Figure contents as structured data
┄┄┄┄┄┄┄┄┄┄┄┄┄┄┄┄┄┄┄┄

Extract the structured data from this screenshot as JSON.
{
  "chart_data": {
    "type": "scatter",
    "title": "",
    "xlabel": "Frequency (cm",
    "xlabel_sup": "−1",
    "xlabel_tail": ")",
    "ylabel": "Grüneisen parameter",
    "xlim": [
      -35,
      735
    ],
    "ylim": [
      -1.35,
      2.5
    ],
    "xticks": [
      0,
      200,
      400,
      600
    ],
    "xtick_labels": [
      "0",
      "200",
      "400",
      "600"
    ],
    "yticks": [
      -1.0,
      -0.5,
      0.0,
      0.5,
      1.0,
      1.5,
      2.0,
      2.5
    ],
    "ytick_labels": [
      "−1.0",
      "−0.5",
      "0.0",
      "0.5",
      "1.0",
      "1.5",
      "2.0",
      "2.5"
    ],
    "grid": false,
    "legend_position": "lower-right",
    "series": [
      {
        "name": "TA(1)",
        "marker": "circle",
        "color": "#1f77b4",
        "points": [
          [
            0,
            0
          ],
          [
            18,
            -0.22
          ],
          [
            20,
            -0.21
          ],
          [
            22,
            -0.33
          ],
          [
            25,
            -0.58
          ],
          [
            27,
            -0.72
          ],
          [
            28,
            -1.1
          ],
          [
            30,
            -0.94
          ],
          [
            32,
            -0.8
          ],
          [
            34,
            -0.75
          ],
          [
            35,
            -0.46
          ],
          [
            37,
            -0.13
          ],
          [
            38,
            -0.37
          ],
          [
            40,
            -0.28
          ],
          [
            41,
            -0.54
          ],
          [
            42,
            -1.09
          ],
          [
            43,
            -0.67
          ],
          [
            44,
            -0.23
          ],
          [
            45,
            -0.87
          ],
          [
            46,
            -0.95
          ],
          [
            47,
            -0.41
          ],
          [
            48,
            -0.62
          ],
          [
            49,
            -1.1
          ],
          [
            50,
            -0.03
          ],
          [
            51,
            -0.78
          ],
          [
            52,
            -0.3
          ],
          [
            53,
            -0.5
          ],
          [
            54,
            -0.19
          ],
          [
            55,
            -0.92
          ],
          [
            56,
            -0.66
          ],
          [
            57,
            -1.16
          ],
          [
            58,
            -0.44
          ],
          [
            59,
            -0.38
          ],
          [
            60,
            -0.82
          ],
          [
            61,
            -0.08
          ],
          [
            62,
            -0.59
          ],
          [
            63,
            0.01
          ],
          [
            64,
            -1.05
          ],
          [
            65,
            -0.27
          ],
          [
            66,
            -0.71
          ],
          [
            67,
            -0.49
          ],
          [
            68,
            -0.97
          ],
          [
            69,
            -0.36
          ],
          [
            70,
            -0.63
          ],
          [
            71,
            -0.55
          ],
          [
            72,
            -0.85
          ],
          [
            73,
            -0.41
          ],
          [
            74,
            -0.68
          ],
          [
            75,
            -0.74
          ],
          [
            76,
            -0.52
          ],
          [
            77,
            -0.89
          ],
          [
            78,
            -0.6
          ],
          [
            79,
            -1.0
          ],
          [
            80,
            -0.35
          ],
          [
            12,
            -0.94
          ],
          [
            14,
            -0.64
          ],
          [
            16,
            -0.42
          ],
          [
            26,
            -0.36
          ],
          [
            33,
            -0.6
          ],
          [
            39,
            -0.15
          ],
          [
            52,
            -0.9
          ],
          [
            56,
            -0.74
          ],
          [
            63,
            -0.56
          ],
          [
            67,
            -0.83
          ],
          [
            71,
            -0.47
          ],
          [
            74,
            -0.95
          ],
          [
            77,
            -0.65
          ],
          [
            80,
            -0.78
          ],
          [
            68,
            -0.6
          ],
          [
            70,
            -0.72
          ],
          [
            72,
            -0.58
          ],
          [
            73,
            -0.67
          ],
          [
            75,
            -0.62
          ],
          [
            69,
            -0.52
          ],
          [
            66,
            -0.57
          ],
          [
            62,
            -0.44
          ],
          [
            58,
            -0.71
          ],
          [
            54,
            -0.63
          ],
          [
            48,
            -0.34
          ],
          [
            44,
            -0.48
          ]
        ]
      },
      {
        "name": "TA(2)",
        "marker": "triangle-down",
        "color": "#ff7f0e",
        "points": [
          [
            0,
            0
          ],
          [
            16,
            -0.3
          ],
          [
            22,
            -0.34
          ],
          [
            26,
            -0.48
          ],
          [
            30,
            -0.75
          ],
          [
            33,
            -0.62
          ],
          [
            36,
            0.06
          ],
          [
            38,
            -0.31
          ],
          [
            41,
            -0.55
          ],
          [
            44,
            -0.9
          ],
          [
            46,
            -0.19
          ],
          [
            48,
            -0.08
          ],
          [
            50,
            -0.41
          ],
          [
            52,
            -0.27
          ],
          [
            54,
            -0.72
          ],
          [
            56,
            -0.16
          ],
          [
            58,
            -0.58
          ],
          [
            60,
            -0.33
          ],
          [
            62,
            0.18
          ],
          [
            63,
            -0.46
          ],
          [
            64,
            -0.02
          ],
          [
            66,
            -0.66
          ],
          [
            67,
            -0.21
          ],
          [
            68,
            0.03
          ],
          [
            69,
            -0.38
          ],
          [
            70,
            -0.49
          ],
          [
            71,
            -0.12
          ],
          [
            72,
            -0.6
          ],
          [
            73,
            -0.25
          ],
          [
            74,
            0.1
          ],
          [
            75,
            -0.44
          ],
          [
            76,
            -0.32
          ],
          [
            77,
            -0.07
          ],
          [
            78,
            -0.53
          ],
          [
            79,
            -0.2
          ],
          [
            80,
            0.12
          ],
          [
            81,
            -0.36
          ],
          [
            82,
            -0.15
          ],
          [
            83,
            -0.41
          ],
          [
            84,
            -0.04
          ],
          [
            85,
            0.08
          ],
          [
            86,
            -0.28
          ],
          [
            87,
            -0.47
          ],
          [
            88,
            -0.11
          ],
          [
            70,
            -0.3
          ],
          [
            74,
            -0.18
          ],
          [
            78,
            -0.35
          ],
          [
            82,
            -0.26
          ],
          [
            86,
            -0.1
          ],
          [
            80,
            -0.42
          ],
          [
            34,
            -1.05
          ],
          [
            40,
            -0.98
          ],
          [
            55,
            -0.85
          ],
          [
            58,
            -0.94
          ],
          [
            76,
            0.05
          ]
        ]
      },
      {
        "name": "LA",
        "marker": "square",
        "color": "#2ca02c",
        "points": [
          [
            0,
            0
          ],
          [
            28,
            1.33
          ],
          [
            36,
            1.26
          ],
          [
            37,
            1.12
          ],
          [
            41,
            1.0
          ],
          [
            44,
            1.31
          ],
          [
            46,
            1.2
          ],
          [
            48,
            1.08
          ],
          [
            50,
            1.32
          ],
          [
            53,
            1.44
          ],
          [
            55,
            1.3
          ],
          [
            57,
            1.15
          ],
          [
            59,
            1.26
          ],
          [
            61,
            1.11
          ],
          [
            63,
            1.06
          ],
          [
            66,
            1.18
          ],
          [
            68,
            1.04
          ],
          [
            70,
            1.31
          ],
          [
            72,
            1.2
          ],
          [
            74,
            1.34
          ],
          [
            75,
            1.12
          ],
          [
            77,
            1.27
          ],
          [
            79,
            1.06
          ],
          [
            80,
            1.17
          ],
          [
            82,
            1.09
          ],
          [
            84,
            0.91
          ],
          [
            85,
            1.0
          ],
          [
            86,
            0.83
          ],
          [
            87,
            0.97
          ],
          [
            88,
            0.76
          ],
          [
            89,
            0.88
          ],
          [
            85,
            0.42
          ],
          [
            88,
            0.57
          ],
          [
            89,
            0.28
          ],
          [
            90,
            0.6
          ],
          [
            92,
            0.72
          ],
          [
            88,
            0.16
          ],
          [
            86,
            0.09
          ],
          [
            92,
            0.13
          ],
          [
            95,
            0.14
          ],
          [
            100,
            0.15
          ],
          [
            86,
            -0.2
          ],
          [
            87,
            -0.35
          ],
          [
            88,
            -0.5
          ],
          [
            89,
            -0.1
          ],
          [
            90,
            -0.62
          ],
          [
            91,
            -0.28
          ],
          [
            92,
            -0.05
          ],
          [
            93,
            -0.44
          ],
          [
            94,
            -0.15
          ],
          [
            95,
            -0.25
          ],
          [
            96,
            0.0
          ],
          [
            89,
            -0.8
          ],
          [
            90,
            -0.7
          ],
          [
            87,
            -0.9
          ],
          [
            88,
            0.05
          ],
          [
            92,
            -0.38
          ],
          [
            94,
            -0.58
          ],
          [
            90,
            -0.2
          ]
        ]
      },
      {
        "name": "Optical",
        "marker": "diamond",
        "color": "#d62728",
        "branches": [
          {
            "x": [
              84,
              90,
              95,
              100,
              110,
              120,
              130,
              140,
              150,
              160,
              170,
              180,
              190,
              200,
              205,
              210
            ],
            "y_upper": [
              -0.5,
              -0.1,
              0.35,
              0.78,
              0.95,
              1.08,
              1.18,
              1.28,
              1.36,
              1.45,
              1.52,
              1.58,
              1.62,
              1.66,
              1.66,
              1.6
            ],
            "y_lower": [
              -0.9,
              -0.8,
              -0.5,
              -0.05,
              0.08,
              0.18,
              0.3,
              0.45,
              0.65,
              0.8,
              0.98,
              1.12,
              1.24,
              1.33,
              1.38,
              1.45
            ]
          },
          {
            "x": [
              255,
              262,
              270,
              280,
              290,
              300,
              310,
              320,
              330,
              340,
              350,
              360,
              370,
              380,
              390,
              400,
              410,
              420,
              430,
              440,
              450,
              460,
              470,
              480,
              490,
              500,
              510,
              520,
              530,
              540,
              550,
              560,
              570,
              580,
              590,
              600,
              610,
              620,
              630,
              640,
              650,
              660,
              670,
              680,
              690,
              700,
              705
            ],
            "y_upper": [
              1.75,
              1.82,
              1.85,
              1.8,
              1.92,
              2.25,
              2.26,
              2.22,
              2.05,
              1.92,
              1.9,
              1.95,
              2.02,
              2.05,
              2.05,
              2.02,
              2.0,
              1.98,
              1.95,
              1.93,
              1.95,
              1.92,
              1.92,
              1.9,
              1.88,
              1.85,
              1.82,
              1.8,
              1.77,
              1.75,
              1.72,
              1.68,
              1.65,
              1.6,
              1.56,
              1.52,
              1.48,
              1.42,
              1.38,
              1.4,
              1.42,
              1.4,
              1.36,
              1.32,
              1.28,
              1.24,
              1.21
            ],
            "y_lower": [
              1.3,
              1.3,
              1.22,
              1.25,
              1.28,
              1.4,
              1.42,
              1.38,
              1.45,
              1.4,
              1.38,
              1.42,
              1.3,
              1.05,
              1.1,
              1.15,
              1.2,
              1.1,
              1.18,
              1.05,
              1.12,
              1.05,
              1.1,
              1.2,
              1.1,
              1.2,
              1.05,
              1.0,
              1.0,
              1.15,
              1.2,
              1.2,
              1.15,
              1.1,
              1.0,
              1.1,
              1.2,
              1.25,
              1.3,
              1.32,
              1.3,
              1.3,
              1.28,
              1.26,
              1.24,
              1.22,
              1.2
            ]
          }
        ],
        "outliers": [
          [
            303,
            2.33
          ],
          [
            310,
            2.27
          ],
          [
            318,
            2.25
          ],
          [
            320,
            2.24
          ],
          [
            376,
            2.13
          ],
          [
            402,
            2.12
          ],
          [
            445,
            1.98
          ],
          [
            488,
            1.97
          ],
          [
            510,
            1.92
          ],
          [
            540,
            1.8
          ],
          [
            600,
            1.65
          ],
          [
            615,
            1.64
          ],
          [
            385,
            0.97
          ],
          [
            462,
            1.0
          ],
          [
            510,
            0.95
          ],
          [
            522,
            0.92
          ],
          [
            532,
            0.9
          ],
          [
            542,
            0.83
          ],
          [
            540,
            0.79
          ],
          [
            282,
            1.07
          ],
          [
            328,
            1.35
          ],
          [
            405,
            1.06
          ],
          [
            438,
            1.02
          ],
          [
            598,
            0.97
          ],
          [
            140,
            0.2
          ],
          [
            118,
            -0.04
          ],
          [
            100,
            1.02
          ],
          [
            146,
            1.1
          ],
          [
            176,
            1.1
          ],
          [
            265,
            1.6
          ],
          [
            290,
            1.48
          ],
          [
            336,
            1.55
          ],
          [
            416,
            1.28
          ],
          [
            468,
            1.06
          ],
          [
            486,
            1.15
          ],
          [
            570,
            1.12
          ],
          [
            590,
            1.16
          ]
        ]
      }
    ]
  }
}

┄┄┄┄┄┄┄┄┄┄┄┄┄┄┄┄┄┄┄┄

Copy out every line of the data that includes "color".

        "color": "#1f77b4",
        "color": "#ff7f0e",
        "color": "#2ca02c",
        "color": "#d62728",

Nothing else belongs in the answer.